> [WHAT THE TASK REQUIRES]: Return the post on biomarker candidate detection in plasma word for word, in full.
*** Opening of PASSAGE FOR REVIEW ***
Biomarker candidate detection in the valuable "low abundant area"!

 

I do not 100% get this, maybe, but maybe it will start to fall into place as I write this post about this new study! 

If the goal is to understand what is different from healthy to not healthy in something as crazy complex and ultra-high dynamic range as plasma, maybe we need tools that can appropriately discriminate differences. 

What I think they did was spike things of known concentrations (yeast digest and E.coli digest) and a learning machine used those known quan markers to….well…learn from…before looking at patient plasma without spikes. 

Everything was depleted using a robot (KingFisher, I think, but I’m too lazy to look back at the text now) and it turns out that the machine, once it learned, could find far more interesting markers between healthy and control than non-machiney and learnedy approaches could.
*** Close of PASSAGE FOR REVIEW ***
*** Opening of MATERIAL SUPPLIED ***
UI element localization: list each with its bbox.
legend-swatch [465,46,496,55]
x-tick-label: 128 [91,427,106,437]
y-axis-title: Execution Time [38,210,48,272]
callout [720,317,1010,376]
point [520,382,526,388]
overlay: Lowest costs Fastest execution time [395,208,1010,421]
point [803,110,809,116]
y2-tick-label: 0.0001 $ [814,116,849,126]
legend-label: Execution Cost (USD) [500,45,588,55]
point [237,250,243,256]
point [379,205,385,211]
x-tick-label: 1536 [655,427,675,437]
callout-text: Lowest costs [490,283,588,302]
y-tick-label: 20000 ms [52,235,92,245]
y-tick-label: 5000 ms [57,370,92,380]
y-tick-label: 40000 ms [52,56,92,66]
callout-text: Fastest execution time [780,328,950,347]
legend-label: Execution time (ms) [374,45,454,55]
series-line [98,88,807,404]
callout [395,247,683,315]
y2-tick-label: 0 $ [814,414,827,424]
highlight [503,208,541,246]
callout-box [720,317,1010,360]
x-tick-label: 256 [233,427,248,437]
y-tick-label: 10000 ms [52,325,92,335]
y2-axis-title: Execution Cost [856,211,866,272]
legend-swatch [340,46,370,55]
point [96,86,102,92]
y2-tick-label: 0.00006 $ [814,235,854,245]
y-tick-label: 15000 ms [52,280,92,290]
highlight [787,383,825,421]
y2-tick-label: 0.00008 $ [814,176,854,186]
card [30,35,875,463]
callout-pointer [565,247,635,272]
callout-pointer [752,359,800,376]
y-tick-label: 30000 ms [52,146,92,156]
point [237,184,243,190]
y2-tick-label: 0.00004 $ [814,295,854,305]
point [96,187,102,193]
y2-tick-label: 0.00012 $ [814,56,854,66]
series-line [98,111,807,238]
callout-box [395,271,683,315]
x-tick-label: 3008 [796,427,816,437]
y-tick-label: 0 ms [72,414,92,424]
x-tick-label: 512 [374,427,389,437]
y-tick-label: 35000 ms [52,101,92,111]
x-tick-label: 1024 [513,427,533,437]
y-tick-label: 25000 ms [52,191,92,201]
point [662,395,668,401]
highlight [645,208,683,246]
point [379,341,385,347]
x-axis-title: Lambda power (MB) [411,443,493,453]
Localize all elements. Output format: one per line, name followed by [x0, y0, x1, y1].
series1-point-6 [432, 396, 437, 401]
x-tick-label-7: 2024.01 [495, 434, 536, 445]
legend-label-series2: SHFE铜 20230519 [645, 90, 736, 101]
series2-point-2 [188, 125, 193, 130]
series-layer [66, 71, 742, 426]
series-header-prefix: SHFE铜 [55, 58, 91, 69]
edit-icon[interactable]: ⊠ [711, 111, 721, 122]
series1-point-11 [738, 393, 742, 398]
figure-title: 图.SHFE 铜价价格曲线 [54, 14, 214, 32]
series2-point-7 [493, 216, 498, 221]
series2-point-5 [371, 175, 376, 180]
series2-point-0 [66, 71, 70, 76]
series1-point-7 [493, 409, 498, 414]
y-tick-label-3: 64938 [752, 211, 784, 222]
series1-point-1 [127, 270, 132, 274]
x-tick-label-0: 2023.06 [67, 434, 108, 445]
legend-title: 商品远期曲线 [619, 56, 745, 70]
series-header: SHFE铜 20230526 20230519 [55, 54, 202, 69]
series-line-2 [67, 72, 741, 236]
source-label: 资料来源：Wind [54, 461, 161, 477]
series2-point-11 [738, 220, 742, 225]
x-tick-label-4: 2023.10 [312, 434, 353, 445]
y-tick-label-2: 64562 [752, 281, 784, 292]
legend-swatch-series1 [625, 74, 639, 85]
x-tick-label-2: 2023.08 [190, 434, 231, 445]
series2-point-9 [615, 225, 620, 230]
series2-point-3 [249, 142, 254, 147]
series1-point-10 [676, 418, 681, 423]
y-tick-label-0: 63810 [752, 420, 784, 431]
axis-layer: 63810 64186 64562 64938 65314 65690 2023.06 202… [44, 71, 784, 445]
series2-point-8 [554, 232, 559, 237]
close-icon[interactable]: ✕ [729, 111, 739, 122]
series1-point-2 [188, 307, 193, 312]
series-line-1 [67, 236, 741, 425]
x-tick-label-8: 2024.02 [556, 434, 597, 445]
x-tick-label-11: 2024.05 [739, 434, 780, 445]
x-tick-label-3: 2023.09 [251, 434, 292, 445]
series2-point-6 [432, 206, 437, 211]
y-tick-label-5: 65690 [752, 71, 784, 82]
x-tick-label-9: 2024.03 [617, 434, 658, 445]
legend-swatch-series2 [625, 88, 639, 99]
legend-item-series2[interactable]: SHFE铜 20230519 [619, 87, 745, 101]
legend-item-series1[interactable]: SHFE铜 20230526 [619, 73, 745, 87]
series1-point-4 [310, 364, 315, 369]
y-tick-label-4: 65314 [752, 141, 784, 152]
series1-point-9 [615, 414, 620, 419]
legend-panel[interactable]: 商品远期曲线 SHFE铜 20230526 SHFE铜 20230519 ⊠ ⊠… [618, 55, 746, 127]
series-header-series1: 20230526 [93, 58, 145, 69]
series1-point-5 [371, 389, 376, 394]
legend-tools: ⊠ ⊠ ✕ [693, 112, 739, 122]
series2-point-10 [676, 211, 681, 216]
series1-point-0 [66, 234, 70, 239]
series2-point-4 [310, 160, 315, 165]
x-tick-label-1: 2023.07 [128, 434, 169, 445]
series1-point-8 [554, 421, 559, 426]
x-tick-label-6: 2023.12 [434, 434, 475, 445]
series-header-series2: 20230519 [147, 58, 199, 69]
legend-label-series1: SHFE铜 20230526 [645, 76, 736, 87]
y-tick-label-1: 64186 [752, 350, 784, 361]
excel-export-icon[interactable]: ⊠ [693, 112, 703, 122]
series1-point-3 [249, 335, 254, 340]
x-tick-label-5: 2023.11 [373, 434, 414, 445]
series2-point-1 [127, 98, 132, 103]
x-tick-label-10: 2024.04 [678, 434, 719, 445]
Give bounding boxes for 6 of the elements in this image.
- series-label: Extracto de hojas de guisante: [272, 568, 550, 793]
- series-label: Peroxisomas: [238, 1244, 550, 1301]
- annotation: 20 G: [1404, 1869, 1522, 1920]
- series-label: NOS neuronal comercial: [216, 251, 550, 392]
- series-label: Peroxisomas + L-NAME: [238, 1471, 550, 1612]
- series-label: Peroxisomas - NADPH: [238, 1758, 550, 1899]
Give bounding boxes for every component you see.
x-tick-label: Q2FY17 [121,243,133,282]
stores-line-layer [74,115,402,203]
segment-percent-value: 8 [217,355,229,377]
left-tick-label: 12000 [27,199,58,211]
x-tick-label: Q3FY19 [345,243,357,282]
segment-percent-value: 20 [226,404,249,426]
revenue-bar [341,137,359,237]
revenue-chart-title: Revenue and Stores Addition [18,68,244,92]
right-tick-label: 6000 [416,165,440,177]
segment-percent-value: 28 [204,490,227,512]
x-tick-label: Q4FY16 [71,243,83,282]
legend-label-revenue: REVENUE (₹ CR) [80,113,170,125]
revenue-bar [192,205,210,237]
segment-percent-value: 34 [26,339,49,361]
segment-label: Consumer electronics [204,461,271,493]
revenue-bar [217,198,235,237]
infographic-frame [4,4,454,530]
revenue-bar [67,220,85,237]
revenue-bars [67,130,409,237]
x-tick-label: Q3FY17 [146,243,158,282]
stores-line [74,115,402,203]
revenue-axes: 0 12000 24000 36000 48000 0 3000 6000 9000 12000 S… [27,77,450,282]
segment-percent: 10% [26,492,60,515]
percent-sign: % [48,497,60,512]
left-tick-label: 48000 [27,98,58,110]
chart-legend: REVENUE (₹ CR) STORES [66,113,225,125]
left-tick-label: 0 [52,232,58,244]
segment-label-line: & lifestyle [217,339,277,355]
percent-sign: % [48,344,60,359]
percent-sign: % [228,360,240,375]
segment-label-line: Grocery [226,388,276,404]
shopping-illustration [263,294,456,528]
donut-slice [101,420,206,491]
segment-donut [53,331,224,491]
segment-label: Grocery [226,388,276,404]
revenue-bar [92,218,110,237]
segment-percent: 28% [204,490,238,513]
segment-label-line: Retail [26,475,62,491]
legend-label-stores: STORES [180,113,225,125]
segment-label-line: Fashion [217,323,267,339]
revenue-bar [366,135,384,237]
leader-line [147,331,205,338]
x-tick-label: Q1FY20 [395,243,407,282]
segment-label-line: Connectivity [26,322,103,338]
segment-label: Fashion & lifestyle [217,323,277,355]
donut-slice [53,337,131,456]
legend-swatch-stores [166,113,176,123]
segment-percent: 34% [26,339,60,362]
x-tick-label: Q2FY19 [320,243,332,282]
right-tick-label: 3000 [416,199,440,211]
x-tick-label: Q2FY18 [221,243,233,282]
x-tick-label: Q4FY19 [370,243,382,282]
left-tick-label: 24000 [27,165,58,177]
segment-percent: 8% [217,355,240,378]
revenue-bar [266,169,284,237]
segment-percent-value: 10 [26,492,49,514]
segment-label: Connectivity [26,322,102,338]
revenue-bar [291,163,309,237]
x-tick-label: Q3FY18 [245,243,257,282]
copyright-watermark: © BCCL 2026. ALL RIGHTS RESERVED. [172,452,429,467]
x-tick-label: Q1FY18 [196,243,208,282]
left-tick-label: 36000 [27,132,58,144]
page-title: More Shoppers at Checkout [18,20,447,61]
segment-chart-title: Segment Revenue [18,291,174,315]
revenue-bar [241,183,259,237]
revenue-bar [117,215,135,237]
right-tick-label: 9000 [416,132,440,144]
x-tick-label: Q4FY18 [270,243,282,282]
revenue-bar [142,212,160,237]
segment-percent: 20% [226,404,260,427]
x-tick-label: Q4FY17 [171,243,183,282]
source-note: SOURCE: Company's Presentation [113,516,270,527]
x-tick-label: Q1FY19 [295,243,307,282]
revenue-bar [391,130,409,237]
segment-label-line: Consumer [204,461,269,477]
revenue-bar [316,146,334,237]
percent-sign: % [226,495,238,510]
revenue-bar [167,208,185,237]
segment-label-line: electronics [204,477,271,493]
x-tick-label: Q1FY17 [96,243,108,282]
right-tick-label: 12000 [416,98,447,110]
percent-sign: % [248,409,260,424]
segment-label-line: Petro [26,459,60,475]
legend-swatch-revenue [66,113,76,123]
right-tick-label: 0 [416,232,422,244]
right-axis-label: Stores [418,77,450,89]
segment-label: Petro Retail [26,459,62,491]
*** Close of MATERIAL SUPPLIED ***
> [COMPLETED TASK]:
Biomarker candidate detection in the valuable "low abundant area"!

 

I do not 100% get this, maybe, but maybe it will start to fall into place as I write this post about this new study! 

If the goal is to understand what is different from healthy to not healthy in something as crazy complex and ultra-high dynamic range as plasma, maybe we need tools that can appropriately discriminate differences. 

What I think they did was spike things of known concentrations (yeast digest and E.coli digest) and a learning machine used those known quan markers to….well…learn from…before looking at patient plasma without spikes. 

Everything was depleted using a robot (KingFisher, I think, but I’m too lazy to look back at the text now) and it turns out that the machine, once it learned, could find far more interesting markers between healthy and control than non-machiney and learnedy approaches could.